» Your objective: Repeat every line below exactly, word for word.

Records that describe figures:
==================================================

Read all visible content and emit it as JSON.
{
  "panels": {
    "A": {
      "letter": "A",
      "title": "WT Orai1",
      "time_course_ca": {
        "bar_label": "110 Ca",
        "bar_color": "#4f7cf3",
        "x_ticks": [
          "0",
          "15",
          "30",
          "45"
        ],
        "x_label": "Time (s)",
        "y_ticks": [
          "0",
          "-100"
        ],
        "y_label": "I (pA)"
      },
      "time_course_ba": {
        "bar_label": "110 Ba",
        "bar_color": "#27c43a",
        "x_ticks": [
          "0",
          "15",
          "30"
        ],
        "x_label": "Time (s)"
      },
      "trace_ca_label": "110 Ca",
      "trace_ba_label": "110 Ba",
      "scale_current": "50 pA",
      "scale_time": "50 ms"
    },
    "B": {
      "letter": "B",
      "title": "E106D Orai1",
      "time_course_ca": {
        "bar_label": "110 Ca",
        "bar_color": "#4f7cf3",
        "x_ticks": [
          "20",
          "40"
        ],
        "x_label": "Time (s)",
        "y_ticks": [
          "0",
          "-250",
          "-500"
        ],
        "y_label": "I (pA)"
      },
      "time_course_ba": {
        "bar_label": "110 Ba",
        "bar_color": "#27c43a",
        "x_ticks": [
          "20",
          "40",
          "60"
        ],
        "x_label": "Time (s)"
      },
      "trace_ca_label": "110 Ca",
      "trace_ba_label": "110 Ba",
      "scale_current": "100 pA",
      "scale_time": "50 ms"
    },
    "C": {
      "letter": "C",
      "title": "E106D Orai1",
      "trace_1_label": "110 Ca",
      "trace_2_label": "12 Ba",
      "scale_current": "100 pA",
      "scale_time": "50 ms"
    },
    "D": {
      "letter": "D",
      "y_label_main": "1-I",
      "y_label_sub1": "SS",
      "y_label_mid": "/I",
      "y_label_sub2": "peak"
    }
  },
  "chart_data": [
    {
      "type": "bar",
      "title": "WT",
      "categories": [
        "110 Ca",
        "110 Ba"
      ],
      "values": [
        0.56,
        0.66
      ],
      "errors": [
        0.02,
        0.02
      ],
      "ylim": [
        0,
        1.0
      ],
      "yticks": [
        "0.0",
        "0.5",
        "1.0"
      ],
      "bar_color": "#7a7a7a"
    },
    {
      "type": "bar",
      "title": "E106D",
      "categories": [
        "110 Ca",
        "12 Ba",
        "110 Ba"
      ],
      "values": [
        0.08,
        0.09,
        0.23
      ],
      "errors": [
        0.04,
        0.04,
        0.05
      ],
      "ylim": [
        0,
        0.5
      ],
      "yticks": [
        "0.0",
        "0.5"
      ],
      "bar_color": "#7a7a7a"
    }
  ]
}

==================================================

» Task solution:
Read all visible content and emit it as JSON.
{
  "panels": {
    "A": {
      "letter": "A",
      "title": "WT Orai1",
      "time_course_ca": {
        "bar_label": "110 Ca",
        "bar_color": "#4f7cf3",
        "x_ticks": [
          "0",
          "15",
          "30",
          "45"
        ],
        "x_label": "Time (s)",
        "y_ticks": [
          "0",
          "-100"
        ],
        "y_label": "I (pA)"
      },
      "time_course_ba": {
        "bar_label": "110 Ba",
        "bar_color": "#27c43a",
        "x_ticks": [
          "0",
          "15",
          "30"
        ],
        "x_label": "Time (s)"
      },
      "trace_ca_label": "110 Ca",
      "trace_ba_label": "110 Ba",
      "scale_current": "50 pA",
      "scale_time": "50 ms"
    },
    "B": {
      "letter": "B",
      "title": "E106D Orai1",
      "time_course_ca": {
        "bar_label": "110 Ca",
        "bar_color": "#4f7cf3",
        "x_ticks": [
          "20",
          "40"
        ],
        "x_label": "Time (s)",
        "y_ticks": [
          "0",
          "-250",
          "-500"
        ],
        "y_label": "I (pA)"
      },
      "time_course_ba": {
        "bar_label": "110 Ba",
        "bar_color": "#27c43a",
        "x_ticks": [
          "20",
          "40",
          "60"
        ],
        "x_label": "Time (s)"
      },
      "trace_ca_label": "110 Ca",
      "trace_ba_label": "110 Ba",
      "scale_current": "100 pA",
      "scale_time": "50 ms"
    },
    "C": {
      "letter": "C",
      "title": "E106D Orai1",
      "trace_1_label": "110 Ca",
      "trace_2_label": "12 Ba",
      "scale_current": "100 pA",
      "scale_time": "50 ms"
    },
    "D": {
      "letter": "D",
      "y_label_main": "1-I",
      "y_label_sub1": "SS",
      "y_label_mid": "/I",
      "y_label_sub2": "peak"
    }
  },
  "chart_data": [
    {
      "type": "bar",
      "title": "WT",
      "categories": [
        "110 Ca",
        "110 Ba"
      ],
      "values": [
        0.56,
        0.66
      ],
      "errors": [
        0.02,
        0.02
      ],
      "ylim": [
        0,
        1.0
      ],
      "yticks": [
        "0.0",
        "0.5",
        "1.0"
      ],
      "bar_color": "#7a7a7a"
    },
    {
      "type": "bar",
      "title": "E106D",
      "categories": [
        "110 Ca",
        "12 Ba",
        "110 Ba"
      ],
      "values": [
        0.08,
        0.09,
        0.23
      ],
      "errors": [
        0.04,
        0.04,
        0.05
      ],
      "ylim": [
        0,
        0.5
      ],
      "yticks": [
        "0.0",
        "0.5"
      ],
      "bar_color": "#7a7a7a"
    }
  ]
}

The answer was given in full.